══ GIVEN ENTRIES ══

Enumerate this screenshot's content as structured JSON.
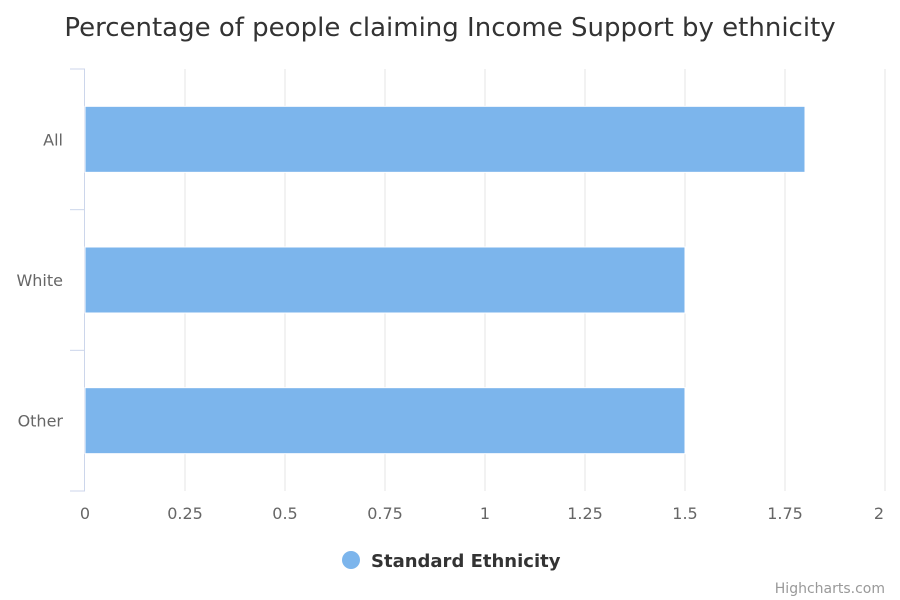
{
  "chart_data": {
    "type": "bar",
    "orientation": "horizontal",
    "title": "Percentage of people claiming Income Support by ethnicity",
    "categories": [
      "All",
      "White",
      "Other"
    ],
    "series": [
      {
        "name": "Standard Ethnicity",
        "values": [
          1.8,
          1.5,
          1.5
        ],
        "color": "#7cb5ec"
      }
    ],
    "xlim": [
      0,
      2
    ],
    "ticks": [
      0,
      0.25,
      0.5,
      0.75,
      1,
      1.25,
      1.5,
      1.75,
      2
    ],
    "grid": true,
    "legend_position": "bottom-center"
  },
  "credits": "Highcharts.com"
}
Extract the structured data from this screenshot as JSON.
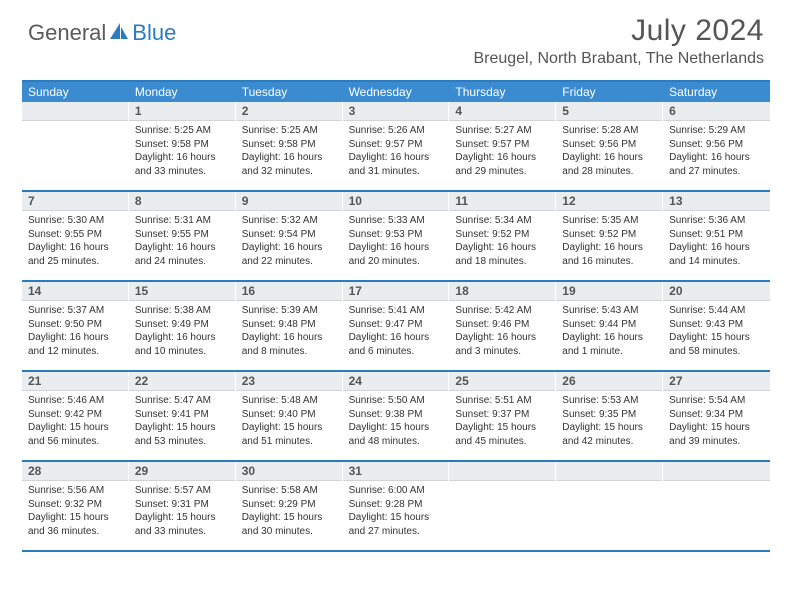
{
  "logo": {
    "part1": "General",
    "part2": "Blue"
  },
  "title": {
    "monthYear": "July 2024",
    "location": "Breugel, North Brabant, The Netherlands"
  },
  "colors": {
    "accent": "#2b7bbf",
    "headerBar": "#3a8bd0",
    "dayHeader": "#e9edef"
  },
  "weekdays": [
    "Sunday",
    "Monday",
    "Tuesday",
    "Wednesday",
    "Thursday",
    "Friday",
    "Saturday"
  ],
  "weeks": [
    [
      {
        "n": "",
        "lines": []
      },
      {
        "n": "1",
        "lines": [
          "Sunrise: 5:25 AM",
          "Sunset: 9:58 PM",
          "Daylight: 16 hours and 33 minutes."
        ]
      },
      {
        "n": "2",
        "lines": [
          "Sunrise: 5:25 AM",
          "Sunset: 9:58 PM",
          "Daylight: 16 hours and 32 minutes."
        ]
      },
      {
        "n": "3",
        "lines": [
          "Sunrise: 5:26 AM",
          "Sunset: 9:57 PM",
          "Daylight: 16 hours and 31 minutes."
        ]
      },
      {
        "n": "4",
        "lines": [
          "Sunrise: 5:27 AM",
          "Sunset: 9:57 PM",
          "Daylight: 16 hours and 29 minutes."
        ]
      },
      {
        "n": "5",
        "lines": [
          "Sunrise: 5:28 AM",
          "Sunset: 9:56 PM",
          "Daylight: 16 hours and 28 minutes."
        ]
      },
      {
        "n": "6",
        "lines": [
          "Sunrise: 5:29 AM",
          "Sunset: 9:56 PM",
          "Daylight: 16 hours and 27 minutes."
        ]
      }
    ],
    [
      {
        "n": "7",
        "lines": [
          "Sunrise: 5:30 AM",
          "Sunset: 9:55 PM",
          "Daylight: 16 hours and 25 minutes."
        ]
      },
      {
        "n": "8",
        "lines": [
          "Sunrise: 5:31 AM",
          "Sunset: 9:55 PM",
          "Daylight: 16 hours and 24 minutes."
        ]
      },
      {
        "n": "9",
        "lines": [
          "Sunrise: 5:32 AM",
          "Sunset: 9:54 PM",
          "Daylight: 16 hours and 22 minutes."
        ]
      },
      {
        "n": "10",
        "lines": [
          "Sunrise: 5:33 AM",
          "Sunset: 9:53 PM",
          "Daylight: 16 hours and 20 minutes."
        ]
      },
      {
        "n": "11",
        "lines": [
          "Sunrise: 5:34 AM",
          "Sunset: 9:52 PM",
          "Daylight: 16 hours and 18 minutes."
        ]
      },
      {
        "n": "12",
        "lines": [
          "Sunrise: 5:35 AM",
          "Sunset: 9:52 PM",
          "Daylight: 16 hours and 16 minutes."
        ]
      },
      {
        "n": "13",
        "lines": [
          "Sunrise: 5:36 AM",
          "Sunset: 9:51 PM",
          "Daylight: 16 hours and 14 minutes."
        ]
      }
    ],
    [
      {
        "n": "14",
        "lines": [
          "Sunrise: 5:37 AM",
          "Sunset: 9:50 PM",
          "Daylight: 16 hours and 12 minutes."
        ]
      },
      {
        "n": "15",
        "lines": [
          "Sunrise: 5:38 AM",
          "Sunset: 9:49 PM",
          "Daylight: 16 hours and 10 minutes."
        ]
      },
      {
        "n": "16",
        "lines": [
          "Sunrise: 5:39 AM",
          "Sunset: 9:48 PM",
          "Daylight: 16 hours and 8 minutes."
        ]
      },
      {
        "n": "17",
        "lines": [
          "Sunrise: 5:41 AM",
          "Sunset: 9:47 PM",
          "Daylight: 16 hours and 6 minutes."
        ]
      },
      {
        "n": "18",
        "lines": [
          "Sunrise: 5:42 AM",
          "Sunset: 9:46 PM",
          "Daylight: 16 hours and 3 minutes."
        ]
      },
      {
        "n": "19",
        "lines": [
          "Sunrise: 5:43 AM",
          "Sunset: 9:44 PM",
          "Daylight: 16 hours and 1 minute."
        ]
      },
      {
        "n": "20",
        "lines": [
          "Sunrise: 5:44 AM",
          "Sunset: 9:43 PM",
          "Daylight: 15 hours and 58 minutes."
        ]
      }
    ],
    [
      {
        "n": "21",
        "lines": [
          "Sunrise: 5:46 AM",
          "Sunset: 9:42 PM",
          "Daylight: 15 hours and 56 minutes."
        ]
      },
      {
        "n": "22",
        "lines": [
          "Sunrise: 5:47 AM",
          "Sunset: 9:41 PM",
          "Daylight: 15 hours and 53 minutes."
        ]
      },
      {
        "n": "23",
        "lines": [
          "Sunrise: 5:48 AM",
          "Sunset: 9:40 PM",
          "Daylight: 15 hours and 51 minutes."
        ]
      },
      {
        "n": "24",
        "lines": [
          "Sunrise: 5:50 AM",
          "Sunset: 9:38 PM",
          "Daylight: 15 hours and 48 minutes."
        ]
      },
      {
        "n": "25",
        "lines": [
          "Sunrise: 5:51 AM",
          "Sunset: 9:37 PM",
          "Daylight: 15 hours and 45 minutes."
        ]
      },
      {
        "n": "26",
        "lines": [
          "Sunrise: 5:53 AM",
          "Sunset: 9:35 PM",
          "Daylight: 15 hours and 42 minutes."
        ]
      },
      {
        "n": "27",
        "lines": [
          "Sunrise: 5:54 AM",
          "Sunset: 9:34 PM",
          "Daylight: 15 hours and 39 minutes."
        ]
      }
    ],
    [
      {
        "n": "28",
        "lines": [
          "Sunrise: 5:56 AM",
          "Sunset: 9:32 PM",
          "Daylight: 15 hours and 36 minutes."
        ]
      },
      {
        "n": "29",
        "lines": [
          "Sunrise: 5:57 AM",
          "Sunset: 9:31 PM",
          "Daylight: 15 hours and 33 minutes."
        ]
      },
      {
        "n": "30",
        "lines": [
          "Sunrise: 5:58 AM",
          "Sunset: 9:29 PM",
          "Daylight: 15 hours and 30 minutes."
        ]
      },
      {
        "n": "31",
        "lines": [
          "Sunrise: 6:00 AM",
          "Sunset: 9:28 PM",
          "Daylight: 15 hours and 27 minutes."
        ]
      },
      {
        "n": "",
        "lines": []
      },
      {
        "n": "",
        "lines": []
      },
      {
        "n": "",
        "lines": []
      }
    ]
  ]
}
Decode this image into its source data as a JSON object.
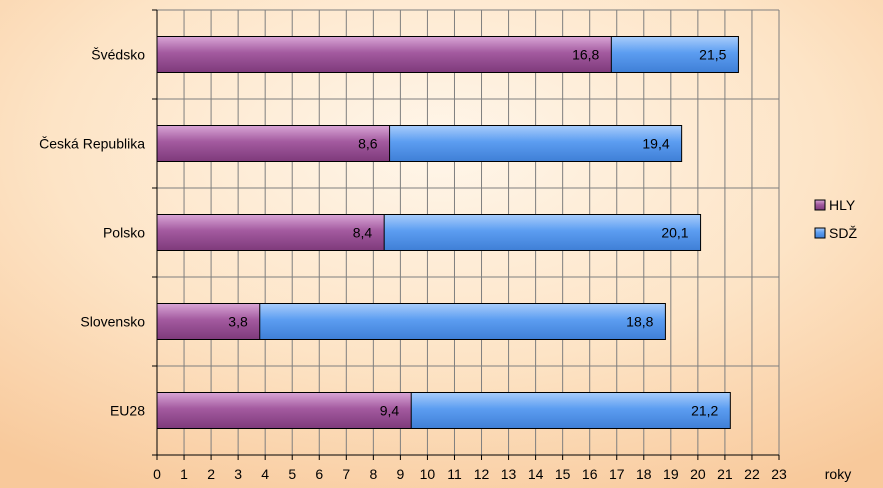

═══

*TASK INSTRUCTIONS*
All of the entries above should be copied exactly, except for the pictures.

*EXERCISE OUTPUT*
Enumerate this screenshot's content as structured JSON.
{
  "chart_data": {
    "type": "bar",
    "orientation": "horizontal",
    "title": "Percentage of people claiming Income Support by ethnicity",
    "categories": [
      "All",
      "White",
      "Other"
    ],
    "series": [
      {
        "name": "Standard Ethnicity",
        "values": [
          1.8,
          1.5,
          1.5
        ],
        "color": "#7cb5ec"
      }
    ],
    "xlim": [
      0,
      2
    ],
    "ticks": [
      0,
      0.25,
      0.5,
      0.75,
      1,
      1.25,
      1.5,
      1.75,
      2
    ],
    "grid": true,
    "legend_position": "bottom-center"
  },
  "credits": "Highcharts.com"
}
Extract the structured data from this screenshot as JSON.
{
  "logo": {
    "part1": "General",
    "part2": "Blue"
  },
  "title": {
    "monthYear": "July 2024",
    "location": "Breugel, North Brabant, The Netherlands"
  },
  "colors": {
    "accent": "#2b7bbf",
    "headerBar": "#3a8bd0",
    "dayHeader": "#e9edef"
  },
  "weekdays": [
    "Sunday",
    "Monday",
    "Tuesday",
    "Wednesday",
    "Thursday",
    "Friday",
    "Saturday"
  ],
  "weeks": [
    [
      {
        "n": "",
        "lines": []
      },
      {
        "n": "1",
        "lines": [
          "Sunrise: 5:25 AM",
          "Sunset: 9:58 PM",
          "Daylight: 16 hours and 33 minutes."
        ]
      },
      {
        "n": "2",
        "lines": [
          "Sunrise: 5:25 AM",
          "Sunset: 9:58 PM",
          "Daylight: 16 hours and 32 minutes."
        ]
      },
      {
        "n": "3",
        "lines": [
          "Sunrise: 5:26 AM",
          "Sunset: 9:57 PM",
          "Daylight: 16 hours and 31 minutes."
        ]
      },
      {
        "n": "4",
        "lines": [
          "Sunrise: 5:27 AM",
          "Sunset: 9:57 PM",
          "Daylight: 16 hours and 29 minutes."
        ]
      },
      {
        "n": "5",
        "lines": [
          "Sunrise: 5:28 AM",
          "Sunset: 9:56 PM",
          "Daylight: 16 hours and 28 minutes."
        ]
      },
      {
        "n": "6",
        "lines": [
          "Sunrise: 5:29 AM",
          "Sunset: 9:56 PM",
          "Daylight: 16 hours and 27 minutes."
        ]
      }
    ],
    [
      {
        "n": "7",
        "lines": [
          "Sunrise: 5:30 AM",
          "Sunset: 9:55 PM",
          "Daylight: 16 hours and 25 minutes."
        ]
      },
      {
        "n": "8",
        "lines": [
          "Sunrise: 5:31 AM",
          "Sunset: 9:55 PM",
          "Daylight: 16 hours and 24 minutes."
        ]
      },
      {
        "n": "9",
        "lines": [
          "Sunrise: 5:32 AM",
          "Sunset: 9:54 PM",
          "Daylight: 16 hours and 22 minutes."
        ]
      },
      {
        "n": "10",
        "lines": [
          "Sunrise: 5:33 AM",
          "Sunset: 9:53 PM",
          "Daylight: 16 hours and 20 minutes."
        ]
      },
      {
        "n": "11",
        "lines": [
          "Sunrise: 5:34 AM",
          "Sunset: 9:52 PM",
          "Daylight: 16 hours and 18 minutes."
        ]
      },
      {
        "n": "12",
        "lines": [
          "Sunrise: 5:35 AM",
          "Sunset: 9:52 PM",
          "Daylight: 16 hours and 16 minutes."
        ]
      },
      {
        "n": "13",
        "lines": [
          "Sunrise: 5:36 AM",
          "Sunset: 9:51 PM",
          "Daylight: 16 hours and 14 minutes."
        ]
      }
    ],
    [
      {
        "n": "14",
        "lines": [
          "Sunrise: 5:37 AM",
          "Sunset: 9:50 PM",
          "Daylight: 16 hours and 12 minutes."
        ]
      },
      {
        "n": "15",
        "lines": [
          "Sunrise: 5:38 AM",
          "Sunset: 9:49 PM",
          "Daylight: 16 hours and 10 minutes."
        ]
      },
      {
        "n": "16",
        "lines": [
          "Sunrise: 5:39 AM",
          "Sunset: 9:48 PM",
          "Daylight: 16 hours and 8 minutes."
        ]
      },
      {
        "n": "17",
        "lines": [
          "Sunrise: 5:41 AM",
          "Sunset: 9:47 PM",
          "Daylight: 16 hours and 6 minutes."
        ]
      },
      {
        "n": "18",
        "lines": [
          "Sunrise: 5:42 AM",
          "Sunset: 9:46 PM",
          "Daylight: 16 hours and 3 minutes."
        ]
      },
      {
        "n": "19",
        "lines": [
          "Sunrise: 5:43 AM",
          "Sunset: 9:44 PM",
          "Daylight: 16 hours and 1 minute."
        ]
      },
      {
        "n": "20",
        "lines": [
          "Sunrise: 5:44 AM",
          "Sunset: 9:43 PM",
          "Daylight: 15 hours and 58 minutes."
        ]
      }
    ],
    [
      {
        "n": "21",
        "lines": [
          "Sunrise: 5:46 AM",
          "Sunset: 9:42 PM",
          "Daylight: 15 hours and 56 minutes."
        ]
      },
      {
        "n": "22",
        "lines": [
          "Sunrise: 5:47 AM",
          "Sunset: 9:41 PM",
          "Daylight: 15 hours and 53 minutes."
        ]
      },
      {
        "n": "23",
        "lines": [
          "Sunrise: 5:48 AM",
          "Sunset: 9:40 PM",
          "Daylight: 15 hours and 51 minutes."
        ]
      },
      {
        "n": "24",
        "lines": [
          "Sunrise: 5:50 AM",
          "Sunset: 9:38 PM",
          "Daylight: 15 hours and 48 minutes."
        ]
      },
      {
        "n": "25",
        "lines": [
          "Sunrise: 5:51 AM",
          "Sunset: 9:37 PM",
          "Daylight: 15 hours and 45 minutes."
        ]
      },
      {
        "n": "26",
        "lines": [
          "Sunrise: 5:53 AM",
          "Sunset: 9:35 PM",
          "Daylight: 15 hours and 42 minutes."
        ]
      },
      {
        "n": "27",
        "lines": [
          "Sunrise: 5:54 AM",
          "Sunset: 9:34 PM",
          "Daylight: 15 hours and 39 minutes."
        ]
      }
    ],
    [
      {
        "n": "28",
        "lines": [
          "Sunrise: 5:56 AM",
          "Sunset: 9:32 PM",
          "Daylight: 15 hours and 36 minutes."
        ]
      },
      {
        "n": "29",
        "lines": [
          "Sunrise: 5:57 AM",
          "Sunset: 9:31 PM",
          "Daylight: 15 hours and 33 minutes."
        ]
      },
      {
        "n": "30",
        "lines": [
          "Sunrise: 5:58 AM",
          "Sunset: 9:29 PM",
          "Daylight: 15 hours and 30 minutes."
        ]
      },
      {
        "n": "31",
        "lines": [
          "Sunrise: 6:00 AM",
          "Sunset: 9:28 PM",
          "Daylight: 15 hours and 27 minutes."
        ]
      },
      {
        "n": "",
        "lines": []
      },
      {
        "n": "",
        "lines": []
      },
      {
        "n": "",
        "lines": []
      }
    ]
  ]
}
Decode this image into its source data as a JSON object.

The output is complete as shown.